◆ Description of the task: Below is a block of records; repeat each one exactly.

◆ Rows:
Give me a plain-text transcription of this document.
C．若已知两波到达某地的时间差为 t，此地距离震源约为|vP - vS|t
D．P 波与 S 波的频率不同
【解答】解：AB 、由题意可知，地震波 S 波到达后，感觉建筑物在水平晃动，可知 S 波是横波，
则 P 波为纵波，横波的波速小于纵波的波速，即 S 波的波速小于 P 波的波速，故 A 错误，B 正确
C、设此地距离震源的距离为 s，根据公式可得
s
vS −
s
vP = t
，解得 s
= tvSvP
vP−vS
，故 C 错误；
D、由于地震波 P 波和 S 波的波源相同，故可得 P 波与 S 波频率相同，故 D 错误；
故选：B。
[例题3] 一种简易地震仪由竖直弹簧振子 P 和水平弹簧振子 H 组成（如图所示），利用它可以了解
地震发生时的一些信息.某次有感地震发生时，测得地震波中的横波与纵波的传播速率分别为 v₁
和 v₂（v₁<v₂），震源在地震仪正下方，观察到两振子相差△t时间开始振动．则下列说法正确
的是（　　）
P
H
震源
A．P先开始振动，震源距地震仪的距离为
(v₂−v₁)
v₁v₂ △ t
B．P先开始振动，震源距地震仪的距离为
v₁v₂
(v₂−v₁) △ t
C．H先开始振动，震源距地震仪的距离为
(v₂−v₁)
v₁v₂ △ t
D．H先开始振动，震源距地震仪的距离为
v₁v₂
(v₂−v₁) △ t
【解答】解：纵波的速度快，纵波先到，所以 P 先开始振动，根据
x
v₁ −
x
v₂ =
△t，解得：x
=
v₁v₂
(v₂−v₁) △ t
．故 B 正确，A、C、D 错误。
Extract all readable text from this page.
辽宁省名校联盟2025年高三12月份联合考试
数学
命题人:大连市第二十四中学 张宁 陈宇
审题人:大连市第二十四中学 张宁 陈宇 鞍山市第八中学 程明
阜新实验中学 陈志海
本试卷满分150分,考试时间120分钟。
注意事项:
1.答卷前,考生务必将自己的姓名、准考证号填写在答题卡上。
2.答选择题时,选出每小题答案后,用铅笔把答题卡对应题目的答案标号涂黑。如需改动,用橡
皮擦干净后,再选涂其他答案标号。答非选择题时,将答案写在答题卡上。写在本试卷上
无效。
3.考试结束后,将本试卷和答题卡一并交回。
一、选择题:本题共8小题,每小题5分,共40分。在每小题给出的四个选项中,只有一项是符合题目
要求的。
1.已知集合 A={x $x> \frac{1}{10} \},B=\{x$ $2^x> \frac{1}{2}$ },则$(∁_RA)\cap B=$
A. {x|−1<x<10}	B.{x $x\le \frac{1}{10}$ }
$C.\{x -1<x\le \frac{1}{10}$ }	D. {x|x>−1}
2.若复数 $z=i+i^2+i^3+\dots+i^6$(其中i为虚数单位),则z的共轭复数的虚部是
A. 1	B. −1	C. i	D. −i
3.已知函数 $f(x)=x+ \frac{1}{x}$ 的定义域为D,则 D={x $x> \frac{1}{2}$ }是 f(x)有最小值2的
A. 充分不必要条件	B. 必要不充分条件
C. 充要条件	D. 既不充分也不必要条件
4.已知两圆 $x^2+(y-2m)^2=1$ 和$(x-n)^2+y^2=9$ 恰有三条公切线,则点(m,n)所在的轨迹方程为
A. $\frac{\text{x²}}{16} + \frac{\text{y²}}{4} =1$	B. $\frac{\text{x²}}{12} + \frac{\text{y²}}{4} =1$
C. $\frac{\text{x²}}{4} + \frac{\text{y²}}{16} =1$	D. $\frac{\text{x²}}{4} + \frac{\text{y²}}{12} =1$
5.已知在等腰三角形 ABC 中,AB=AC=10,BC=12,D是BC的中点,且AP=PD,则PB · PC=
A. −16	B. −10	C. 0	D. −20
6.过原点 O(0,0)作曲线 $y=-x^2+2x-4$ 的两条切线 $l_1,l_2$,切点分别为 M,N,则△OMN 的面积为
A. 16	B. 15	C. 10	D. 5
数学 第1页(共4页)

◆ Final answer:
Give me a plain-text transcription of this document.
C．若已知两波到达某地的时间差为 t，此地距离震源约为|vP - vS|t
D．P 波与 S 波的频率不同
【解答】解：AB 、由题意可知，地震波 S 波到达后，感觉建筑物在水平晃动，可知 S 波是横波，
则 P 波为纵波，横波的波速小于纵波的波速，即 S 波的波速小于 P 波的波速，故 A 错误，B 正确
C、设此地距离震源的距离为 s，根据公式可得
s
vS −
s
vP = t
，解得 s
= tvSvP
vP−vS
，故 C 错误；
D、由于地震波 P 波和 S 波的波源相同，故可得 P 波与 S 波频率相同，故 D 错误；
故选：B。
[例题3] 一种简易地震仪由竖直弹簧振子 P 和水平弹簧振子 H 组成（如图所示），利用它可以了解
地震发生时的一些信息.某次有感地震发生时，测得地震波中的横波与纵波的传播速率分别为 v₁
和 v₂（v₁<v₂），震源在地震仪正下方，观察到两振子相差△t时间开始振动．则下列说法正确
的是（　　）
P
H
震源
A．P先开始振动，震源距地震仪的距离为
(v₂−v₁)
v₁v₂ △ t
B．P先开始振动，震源距地震仪的距离为
v₁v₂
(v₂−v₁) △ t
C．H先开始振动，震源距地震仪的距离为
(v₂−v₁)
v₁v₂ △ t
D．H先开始振动，震源距地震仪的距离为
v₁v₂
(v₂−v₁) △ t
【解答】解：纵波的速度快，纵波先到，所以 P 先开始振动，根据
x
v₁ −
x
v₂ =
△t，解得：x
=
v₁v₂
(v₂−v₁) △ t
．故 B 正确，A、C、D 错误。
Extract all readable text from this page.
辽宁省名校联盟2025年高三12月份联合考试
数学
命题人:大连市第二十四中学 张宁 陈宇
审题人:大连市第二十四中学 张宁 陈宇 鞍山市第八中学 程明
阜新实验中学 陈志海
本试卷满分150分,考试时间120分钟。
注意事项:
1.答卷前,考生务必将自己的姓名、准考证号填写在答题卡上。
2.答选择题时,选出每小题答案后,用铅笔把答题卡对应题目的答案标号涂黑。如需改动,用橡
皮擦干净后,再选涂其他答案标号。答非选择题时,将答案写在答题卡上。写在本试卷上
无效。
3.考试结束后,将本试卷和答题卡一并交回。
一、选择题:本题共8小题,每小题5分,共40分。在每小题给出的四个选项中,只有一项是符合题目
要求的。
1.已知集合 A={x $x> \frac{1}{10} \},B=\{x$ $2^x> \frac{1}{2}$ },则$(∁_RA)\cap B=$
A. {x|−1<x<10}	B.{x $x\le \frac{1}{10}$ }
$C.\{x -1<x\le \frac{1}{10}$ }	D. {x|x>−1}
2.若复数 $z=i+i^2+i^3+\dots+i^6$(其中i为虚数单位),则z的共轭复数的虚部是
A. 1	B. −1	C. i	D. −i
3.已知函数 $f(x)=x+ \frac{1}{x}$ 的定义域为D,则 D={x $x> \frac{1}{2}$ }是 f(x)有最小值2的
A. 充分不必要条件	B. 必要不充分条件
C. 充要条件	D. 既不充分也不必要条件
4.已知两圆 $x^2+(y-2m)^2=1$ 和$(x-n)^2+y^2=9$ 恰有三条公切线,则点(m,n)所在的轨迹方程为
A. $\frac{\text{x²}}{16} + \frac{\text{y²}}{4} =1$	B. $\frac{\text{x²}}{12} + \frac{\text{y²}}{4} =1$
C. $\frac{\text{x²}}{4} + \frac{\text{y²}}{16} =1$	D. $\frac{\text{x²}}{4} + \frac{\text{y²}}{12} =1$
5.已知在等腰三角形 ABC 中,AB=AC=10,BC=12,D是BC的中点,且AP=PD,则PB · PC=
A. −16	B. −10	C. 0	D. −20
6.过原点 O(0,0)作曲线 $y=-x^2+2x-4$ 的两条切线 $l_1,l_2$,切点分别为 M,N,则△OMN 的面积为
A. 16	B. 15	C. 10	D. 5
数学 第1页(共4页)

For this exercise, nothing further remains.